═══ RECORDED INFORMATION ═══

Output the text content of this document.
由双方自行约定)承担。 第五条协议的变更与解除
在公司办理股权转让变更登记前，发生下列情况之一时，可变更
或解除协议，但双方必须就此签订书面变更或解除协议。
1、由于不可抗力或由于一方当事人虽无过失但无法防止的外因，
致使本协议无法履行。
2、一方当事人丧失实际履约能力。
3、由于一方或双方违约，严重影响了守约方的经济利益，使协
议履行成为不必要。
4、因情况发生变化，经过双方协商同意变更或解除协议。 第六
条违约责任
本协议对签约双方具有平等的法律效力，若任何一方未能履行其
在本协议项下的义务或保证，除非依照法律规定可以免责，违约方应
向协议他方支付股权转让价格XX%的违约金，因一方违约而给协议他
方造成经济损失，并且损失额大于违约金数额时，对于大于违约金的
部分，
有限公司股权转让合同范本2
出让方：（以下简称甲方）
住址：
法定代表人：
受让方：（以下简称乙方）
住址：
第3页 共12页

═══

#### EXERCISE
Send back each record exactly as it stands.

#### SOLUTION BELOW
Output the text content of this document.
由双方自行约定)承担。 第五条协议的变更与解除
在公司办理股权转让变更登记前，发生下列情况之一时，可变更
或解除协议，但双方必须就此签订书面变更或解除协议。
1、由于不可抗力或由于一方当事人虽无过失但无法防止的外因，
致使本协议无法履行。
2、一方当事人丧失实际履约能力。
3、由于一方或双方违约，严重影响了守约方的经济利益，使协
议履行成为不必要。
4、因情况发生变化，经过双方协商同意变更或解除协议。 第六
条违约责任
本协议对签约双方具有平等的法律效力，若任何一方未能履行其
在本协议项下的义务或保证，除非依照法律规定可以免责，违约方应
向协议他方支付股权转让价格XX%的违约金，因一方违约而给协议他
方造成经济损失，并且损失额大于违约金数额时，对于大于违约金的
部分，
有限公司股权转让合同范本2
出让方：（以下简称甲方）
住址：
法定代表人：
受让方：（以下简称乙方）
住址：
第3页 共12页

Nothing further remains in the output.